EXERCISE: Extract the listing below in full, unchanged.

INPUT FOR THIS TASK:
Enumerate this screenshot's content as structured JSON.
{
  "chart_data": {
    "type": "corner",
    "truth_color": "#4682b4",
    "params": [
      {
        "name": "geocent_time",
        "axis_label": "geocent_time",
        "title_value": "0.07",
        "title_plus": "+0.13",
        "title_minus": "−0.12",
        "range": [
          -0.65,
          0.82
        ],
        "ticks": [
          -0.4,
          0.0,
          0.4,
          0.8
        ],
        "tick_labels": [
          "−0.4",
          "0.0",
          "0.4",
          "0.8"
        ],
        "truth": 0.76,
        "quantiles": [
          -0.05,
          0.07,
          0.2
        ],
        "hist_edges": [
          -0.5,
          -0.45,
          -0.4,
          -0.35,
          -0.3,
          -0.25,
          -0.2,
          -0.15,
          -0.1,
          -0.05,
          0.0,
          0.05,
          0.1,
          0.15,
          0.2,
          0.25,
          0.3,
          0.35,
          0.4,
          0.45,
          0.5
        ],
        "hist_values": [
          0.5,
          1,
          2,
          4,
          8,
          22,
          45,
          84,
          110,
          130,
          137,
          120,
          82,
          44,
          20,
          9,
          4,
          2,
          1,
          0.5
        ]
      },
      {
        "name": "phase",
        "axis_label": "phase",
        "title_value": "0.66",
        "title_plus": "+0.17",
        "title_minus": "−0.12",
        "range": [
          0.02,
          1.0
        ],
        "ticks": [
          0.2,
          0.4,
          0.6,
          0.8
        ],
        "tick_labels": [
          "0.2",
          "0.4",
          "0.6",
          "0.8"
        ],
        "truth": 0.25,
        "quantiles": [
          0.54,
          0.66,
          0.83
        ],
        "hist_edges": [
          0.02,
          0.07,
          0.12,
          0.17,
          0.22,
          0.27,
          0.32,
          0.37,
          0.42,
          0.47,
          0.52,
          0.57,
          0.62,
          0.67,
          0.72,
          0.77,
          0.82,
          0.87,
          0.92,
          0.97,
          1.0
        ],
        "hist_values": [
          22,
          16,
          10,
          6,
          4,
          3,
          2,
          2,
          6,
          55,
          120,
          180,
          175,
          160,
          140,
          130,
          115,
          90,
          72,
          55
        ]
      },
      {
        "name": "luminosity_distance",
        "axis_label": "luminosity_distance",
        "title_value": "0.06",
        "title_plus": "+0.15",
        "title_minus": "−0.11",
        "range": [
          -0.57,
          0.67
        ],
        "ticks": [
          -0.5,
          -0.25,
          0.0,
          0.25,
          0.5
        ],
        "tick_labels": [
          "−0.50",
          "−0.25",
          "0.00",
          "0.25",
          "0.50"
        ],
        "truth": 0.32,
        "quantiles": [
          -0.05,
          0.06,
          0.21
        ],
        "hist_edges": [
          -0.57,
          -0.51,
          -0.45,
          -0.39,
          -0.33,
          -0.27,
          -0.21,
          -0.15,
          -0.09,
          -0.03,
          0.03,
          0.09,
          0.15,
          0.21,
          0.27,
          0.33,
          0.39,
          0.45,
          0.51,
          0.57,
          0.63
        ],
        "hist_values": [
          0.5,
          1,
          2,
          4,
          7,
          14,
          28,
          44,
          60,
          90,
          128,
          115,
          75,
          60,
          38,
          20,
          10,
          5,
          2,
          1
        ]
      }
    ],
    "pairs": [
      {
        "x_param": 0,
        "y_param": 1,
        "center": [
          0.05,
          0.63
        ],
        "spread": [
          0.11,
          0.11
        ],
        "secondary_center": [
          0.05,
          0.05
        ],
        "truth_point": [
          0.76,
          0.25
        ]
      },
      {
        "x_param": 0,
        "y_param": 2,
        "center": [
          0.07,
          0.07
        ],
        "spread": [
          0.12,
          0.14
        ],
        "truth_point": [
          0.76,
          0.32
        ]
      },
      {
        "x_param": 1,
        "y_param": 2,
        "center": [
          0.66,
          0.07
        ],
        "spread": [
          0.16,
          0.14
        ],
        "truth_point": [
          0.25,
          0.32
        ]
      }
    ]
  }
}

EXERCISE SOLUTION:
Enumerate this screenshot's content as structured JSON.
{
  "chart_data": {
    "type": "corner",
    "truth_color": "#4682b4",
    "params": [
      {
        "name": "geocent_time",
        "axis_label": "geocent_time",
        "title_value": "0.07",
        "title_plus": "+0.13",
        "title_minus": "−0.12",
        "range": [
          -0.65,
          0.82
        ],
        "ticks": [
          -0.4,
          0.0,
          0.4,
          0.8
        ],
        "tick_labels": [
          "−0.4",
          "0.0",
          "0.4",
          "0.8"
        ],
        "truth": 0.76,
        "quantiles": [
          -0.05,
          0.07,
          0.2
        ],
        "hist_edges": [
          -0.5,
          -0.45,
          -0.4,
          -0.35,
          -0.3,
          -0.25,
          -0.2,
          -0.15,
          -0.1,
          -0.05,
          0.0,
          0.05,
          0.1,
          0.15,
          0.2,
          0.25,
          0.3,
          0.35,
          0.4,
          0.45,
          0.5
        ],
        "hist_values": [
          0.5,
          1,
          2,
          4,
          8,
          22,
          45,
          84,
          110,
          130,
          137,
          120,
          82,
          44,
          20,
          9,
          4,
          2,
          1,
          0.5
        ]
      },
      {
        "name": "phase",
        "axis_label": "phase",
        "title_value": "0.66",
        "title_plus": "+0.17",
        "title_minus": "−0.12",
        "range": [
          0.02,
          1.0
        ],
        "ticks": [
          0.2,
          0.4,
          0.6,
          0.8
        ],
        "tick_labels": [
          "0.2",
          "0.4",
          "0.6",
          "0.8"
        ],
        "truth": 0.25,
        "quantiles": [
          0.54,
          0.66,
          0.83
        ],
        "hist_edges": [
          0.02,
          0.07,
          0.12,
          0.17,
          0.22,
          0.27,
          0.32,
          0.37,
          0.42,
          0.47,
          0.52,
          0.57,
          0.62,
          0.67,
          0.72,
          0.77,
          0.82,
          0.87,
          0.92,
          0.97,
          1.0
        ],
        "hist_values": [
          22,
          16,
          10,
          6,
          4,
          3,
          2,
          2,
          6,
          55,
          120,
          180,
          175,
          160,
          140,
          130,
          115,
          90,
          72,
          55
        ]
      },
      {
        "name": "luminosity_distance",
        "axis_label": "luminosity_distance",
        "title_value": "0.06",
        "title_plus": "+0.15",
        "title_minus": "−0.11",
        "range": [
          -0.57,
          0.67
        ],
        "ticks": [
          -0.5,
          -0.25,
          0.0,
          0.25,
          0.5
        ],
        "tick_labels": [
          "−0.50",
          "−0.25",
          "0.00",
          "0.25",
          "0.50"
        ],
        "truth": 0.32,
        "quantiles": [
          -0.05,
          0.06,
          0.21
        ],
        "hist_edges": [
          -0.57,
          -0.51,
          -0.45,
          -0.39,
          -0.33,
          -0.27,
          -0.21,
          -0.15,
          -0.09,
          -0.03,
          0.03,
          0.09,
          0.15,
          0.21,
          0.27,
          0.33,
          0.39,
          0.45,
          0.51,
          0.57,
          0.63
        ],
        "hist_values": [
          0.5,
          1,
          2,
          4,
          7,
          14,
          28,
          44,
          60,
          90,
          128,
          115,
          75,
          60,
          38,
          20,
          10,
          5,
          2,
          1
        ]
      }
    ],
    "pairs": [
      {
        "x_param": 0,
        "y_param": 1,
        "center": [
          0.05,
          0.63
        ],
        "spread": [
          0.11,
          0.11
        ],
        "secondary_center": [
          0.05,
          0.05
        ],
        "truth_point": [
          0.76,
          0.25
        ]
      },
      {
        "x_param": 0,
        "y_param": 2,
        "center": [
          0.07,
          0.07
        ],
        "spread": [
          0.12,
          0.14
        ],
        "truth_point": [
          0.76,
          0.32
        ]
      },
      {
        "x_param": 1,
        "y_param": 2,
        "center": [
          0.66,
          0.07
        ],
        "spread": [
          0.16,
          0.14
        ],
        "truth_point": [
          0.25,
          0.32
        ]
      }
    ]
  }
}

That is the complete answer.